Short task:
Retype the records below exactly as they appear, but leave out any pictures.

** start of Task inputs **

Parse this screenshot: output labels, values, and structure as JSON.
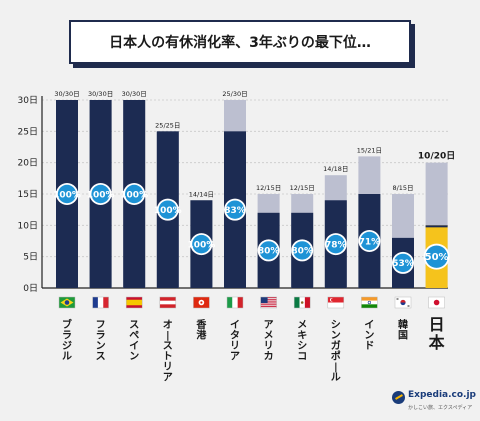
{
  "title": "日本人の有休消化率、3年ぶりの最下位…",
  "brand": {
    "name": "Expedia.co.jp",
    "tagline": "かしこい旅、エクスペディア"
  },
  "colors": {
    "taken": "#1c2b52",
    "granted": "#bcbfd0",
    "japan_taken": "#f5c31c",
    "badge": "#1e93d6",
    "title_border": "#1f2b4d"
  },
  "chart_data": {
    "type": "bar",
    "title": "日本人の有休消化率、3年ぶりの最下位…",
    "y_ticks": [
      "0日",
      "5日",
      "10日",
      "15日",
      "20日",
      "25日",
      "30日"
    ],
    "ylim": [
      0,
      30
    ],
    "categories": [
      "ブラジル",
      "フランス",
      "スペイン",
      "オーストリア",
      "香港",
      "イタリア",
      "アメリカ",
      "メキシコ",
      "シンガポール",
      "インド",
      "韓国",
      "日本"
    ],
    "series": [
      {
        "values": [
          30,
          30,
          30,
          25,
          14,
          25,
          12,
          12,
          14,
          15,
          8,
          10
        ]
      },
      {
        "values": [
          30,
          30,
          30,
          25,
          14,
          30,
          15,
          15,
          18,
          21,
          15,
          20
        ]
      }
    ],
    "fraction_labels": [
      "30/30日",
      "30/30日",
      "30/30日",
      "25/25日",
      "14/14日",
      "25/30日",
      "12/15日",
      "12/15日",
      "14/18日",
      "15/21日",
      "8/15日",
      "10/20日"
    ],
    "percent_labels": [
      "100%",
      "100%",
      "100%",
      "100%",
      "100%",
      "83%",
      "80%",
      "80%",
      "78%",
      "71%",
      "53%",
      "50%"
    ],
    "flags": [
      "brazil-flag-icon",
      "france-flag-icon",
      "spain-flag-icon",
      "austria-flag-icon",
      "hong-kong-flag-icon",
      "italy-flag-icon",
      "usa-flag-icon",
      "mexico-flag-icon",
      "singapore-flag-icon",
      "india-flag-icon",
      "korea-flag-icon",
      "japan-flag-icon"
    ],
    "highlight": "日本"
  }
}
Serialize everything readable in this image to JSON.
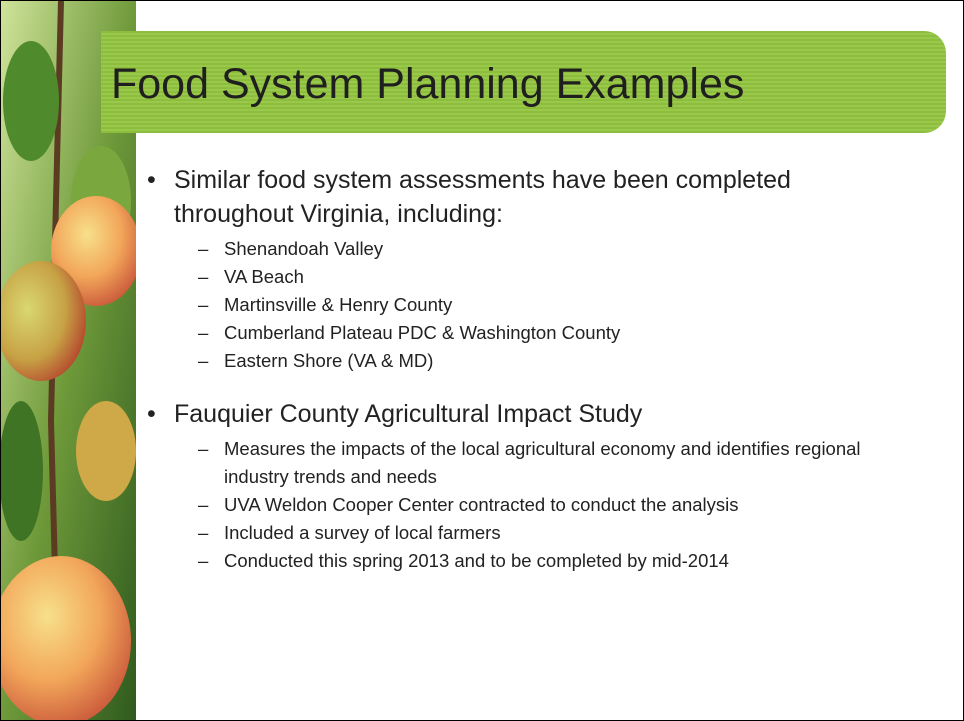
{
  "title": "Food System Planning Examples",
  "bullets": [
    {
      "text": "Similar food system assessments have been completed throughout Virginia, including:",
      "subitems": [
        "Shenandoah Valley",
        "VA Beach",
        "Martinsville & Henry County",
        "Cumberland Plateau PDC & Washington County",
        "Eastern Shore (VA & MD)"
      ]
    },
    {
      "text": "Fauquier County Agricultural Impact Study",
      "subitems": [
        "Measures the impacts of the local agricultural economy and identifies regional industry trends and needs",
        "UVA Weldon Cooper Center contracted to conduct the analysis",
        "Included a survey of local farmers",
        "Conducted this spring 2013 and to be completed by mid-2014"
      ]
    }
  ]
}
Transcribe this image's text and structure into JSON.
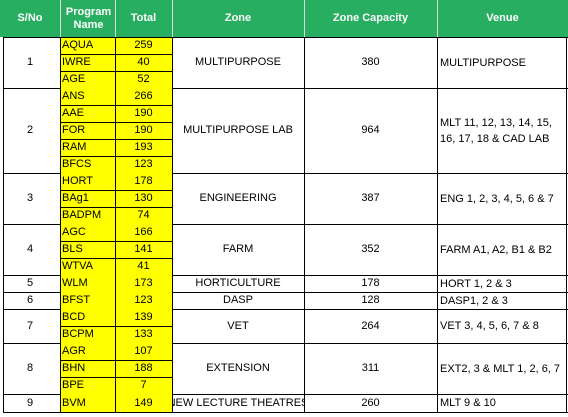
{
  "headers": {
    "sno": "S/No",
    "program": "Program Name",
    "total": "Total",
    "zone": "Zone",
    "capacity": "Zone Capacity",
    "venue": "Venue"
  },
  "groups": [
    {
      "sno": "1",
      "zone": "MULTIPURPOSE",
      "capacity": "380",
      "venue": "MULTIPURPOSE",
      "programs": [
        {
          "name": "AQUA",
          "total": "259"
        },
        {
          "name": "IWRE",
          "total": "40"
        },
        {
          "name": "AGE",
          "total": "52"
        }
      ]
    },
    {
      "sno": "2",
      "zone": "MULTIPURPOSE LAB",
      "capacity": "964",
      "venue": "MLT 11, 12, 13, 14, 15, 16, 17, 18 & CAD LAB",
      "programs": [
        {
          "name": "ANS",
          "total": "266"
        },
        {
          "name": "AAE",
          "total": "190"
        },
        {
          "name": "FOR",
          "total": "190"
        },
        {
          "name": "RAM",
          "total": "193"
        },
        {
          "name": "BFCS",
          "total": "123"
        }
      ]
    },
    {
      "sno": "3",
      "zone": "ENGINEERING",
      "capacity": "387",
      "venue": "ENG 1, 2, 3, 4, 5, 6 & 7",
      "programs": [
        {
          "name": "HORT",
          "total": "178"
        },
        {
          "name": "BAg1",
          "total": "130"
        },
        {
          "name": "BADPM",
          "total": "74"
        }
      ]
    },
    {
      "sno": "4",
      "zone": "FARM",
      "capacity": "352",
      "venue": "FARM A1, A2, B1 & B2",
      "programs": [
        {
          "name": "AGC",
          "total": "166"
        },
        {
          "name": "BLS",
          "total": "141"
        },
        {
          "name": "WTVA",
          "total": "41"
        }
      ]
    },
    {
      "sno": "5",
      "zone": "HORTICULTURE",
      "capacity": "178",
      "venue": "HORT 1, 2 & 3",
      "programs": [
        {
          "name": "WLM",
          "total": "173"
        }
      ]
    },
    {
      "sno": "6",
      "zone": "DASP",
      "capacity": "128",
      "venue": "DASP1, 2 & 3",
      "programs": [
        {
          "name": "BFST",
          "total": "123"
        }
      ]
    },
    {
      "sno": "7",
      "zone": "VET",
      "capacity": "264",
      "venue": "VET 3, 4, 5, 6, 7 & 8",
      "programs": [
        {
          "name": "BCD",
          "total": "139"
        },
        {
          "name": "BCPM",
          "total": "133"
        }
      ]
    },
    {
      "sno": "8",
      "zone": "EXTENSION",
      "capacity": "311",
      "venue": "EXT2, 3 & MLT 1, 2, 6, 7",
      "programs": [
        {
          "name": "AGR",
          "total": "107"
        },
        {
          "name": "BHN",
          "total": "188"
        },
        {
          "name": "BPE",
          "total": "7"
        }
      ]
    },
    {
      "sno": "9",
      "zone": "NEW LECTURE THEATRES",
      "capacity": "260",
      "venue": "MLT 9  & 10",
      "programs": [
        {
          "name": "BVM",
          "total": "149"
        }
      ]
    }
  ],
  "colors": {
    "header": "#27ae60",
    "highlight": "#ffff00",
    "border": "#000000"
  }
}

** end of Task inputs **

Response:
Parse this screenshot: output labels, values, and structure as JSON.
{
  "title": "日本人の有休消化率、3年ぶりの最下位…",
  "brand": {
    "name": "Expedia.co.jp",
    "tagline": "かしこい旅、エクスペディア"
  },
  "colors": {
    "taken": "#1c2b52",
    "granted": "#bcbfd0",
    "japan_taken": "#f5c31c",
    "badge": "#1e93d6",
    "title_border": "#1f2b4d"
  },
  "chart_data": {
    "type": "bar",
    "title": "日本人の有休消化率、3年ぶりの最下位…",
    "y_ticks": [
      "0日",
      "5日",
      "10日",
      "15日",
      "20日",
      "25日",
      "30日"
    ],
    "ylim": [
      0,
      30
    ],
    "categories": [
      "ブラジル",
      "フランス",
      "スペイン",
      "オーストリア",
      "香港",
      "イタリア",
      "アメリカ",
      "メキシコ",
      "シンガポール",
      "インド",
      "韓国",
      "日本"
    ],
    "series": [
      {
        "values": [
          30,
          30,
          30,
          25,
          14,
          25,
          12,
          12,
          14,
          15,
          8,
          10
        ]
      },
      {
        "values": [
          30,
          30,
          30,
          25,
          14,
          30,
          15,
          15,
          18,
          21,
          15,
          20
        ]
      }
    ],
    "fraction_labels": [
      "30/30日",
      "30/30日",
      "30/30日",
      "25/25日",
      "14/14日",
      "25/30日",
      "12/15日",
      "12/15日",
      "14/18日",
      "15/21日",
      "8/15日",
      "10/20日"
    ],
    "percent_labels": [
      "100%",
      "100%",
      "100%",
      "100%",
      "100%",
      "83%",
      "80%",
      "80%",
      "78%",
      "71%",
      "53%",
      "50%"
    ],
    "flags": [
      "brazil-flag-icon",
      "france-flag-icon",
      "spain-flag-icon",
      "austria-flag-icon",
      "hong-kong-flag-icon",
      "italy-flag-icon",
      "usa-flag-icon",
      "mexico-flag-icon",
      "singapore-flag-icon",
      "india-flag-icon",
      "korea-flag-icon",
      "japan-flag-icon"
    ],
    "highlight": "日本"
  }
}
Serialize everything readable in this image to JSON.
{
  "title": "Food System Planning Examples",
  "bullets": [
    {
      "text": "Similar food system assessments have been completed throughout Virginia, including:",
      "subitems": [
        "Shenandoah Valley",
        "VA Beach",
        "Martinsville & Henry County",
        "Cumberland Plateau PDC & Washington County",
        "Eastern Shore (VA & MD)"
      ]
    },
    {
      "text": "Fauquier County Agricultural Impact Study",
      "subitems": [
        "Measures the impacts of the local agricultural economy and identifies regional industry trends and needs",
        "UVA Weldon Cooper Center contracted to conduct the analysis",
        "Included a survey of local farmers",
        "Conducted this spring 2013 and to be completed by mid-2014"
      ]
    }
  ]
}
Transcribe this image's text and structure into JSON.
{
  "headers": {
    "sno": "S/No",
    "program": "Program Name",
    "total": "Total",
    "zone": "Zone",
    "capacity": "Zone Capacity",
    "venue": "Venue"
  },
  "groups": [
    {
      "sno": "1",
      "zone": "MULTIPURPOSE",
      "capacity": "380",
      "venue": "MULTIPURPOSE",
      "programs": [
        {
          "name": "AQUA",
          "total": "259"
        },
        {
          "name": "IWRE",
          "total": "40"
        },
        {
          "name": "AGE",
          "total": "52"
        }
      ]
    },
    {
      "sno": "2",
      "zone": "MULTIPURPOSE LAB",
      "capacity": "964",
      "venue": "MLT 11, 12, 13, 14, 15, 16, 17, 18 & CAD LAB",
      "programs": [
        {
          "name": "ANS",
          "total": "266"
        },
        {
          "name": "AAE",
          "total": "190"
        },
        {
          "name": "FOR",
          "total": "190"
        },
        {
          "name": "RAM",
          "total": "193"
        },
        {
          "name": "BFCS",
          "total": "123"
        }
      ]
    },
    {
      "sno": "3",
      "zone": "ENGINEERING",
      "capacity": "387",
      "venue": "ENG 1, 2, 3, 4, 5, 6 & 7",
      "programs": [
        {
          "name": "HORT",
          "total": "178"
        },
        {
          "name": "BAg1",
          "total": "130"
        },
        {
          "name": "BADPM",
          "total": "74"
        }
      ]
    },
    {
      "sno": "4",
      "zone": "FARM",
      "capacity": "352",
      "venue": "FARM A1, A2, B1 & B2",
      "programs": [
        {
          "name": "AGC",
          "total": "166"
        },
        {
          "name": "BLS",
          "total": "141"
        },
        {
          "name": "WTVA",
          "total": "41"
        }
      ]
    },
    {
      "sno": "5",
      "zone": "HORTICULTURE",
      "capacity": "178",
      "venue": "HORT 1, 2 & 3",
      "programs": [
        {
          "name": "WLM",
          "total": "173"
        }
      ]
    },
    {
      "sno": "6",
      "zone": "DASP",
      "capacity": "128",
      "venue": "DASP1, 2 & 3",
      "programs": [
        {
          "name": "BFST",
          "total": "123"
        }
      ]
    },
    {
      "sno": "7",
      "zone": "VET",
      "capacity": "264",
      "venue": "VET 3, 4, 5, 6, 7 & 8",
      "programs": [
        {
          "name": "BCD",
          "total": "139"
        },
        {
          "name": "BCPM",
          "total": "133"
        }
      ]
    },
    {
      "sno": "8",
      "zone": "EXTENSION",
      "capacity": "311",
      "venue": "EXT2, 3 & MLT 1, 2, 6, 7",
      "programs": [
        {
          "name": "AGR",
          "total": "107"
        },
        {
          "name": "BHN",
          "total": "188"
        },
        {
          "name": "BPE",
          "total": "7"
        }
      ]
    },
    {
      "sno": "9",
      "zone": "NEW LECTURE THEATRES",
      "capacity": "260",
      "venue": "MLT 9  & 10",
      "programs": [
        {
          "name": "BVM",
          "total": "149"
        }
      ]
    }
  ],
  "colors": {
    "header": "#27ae60",
    "highlight": "#ffff00",
    "border": "#000000"
  }
}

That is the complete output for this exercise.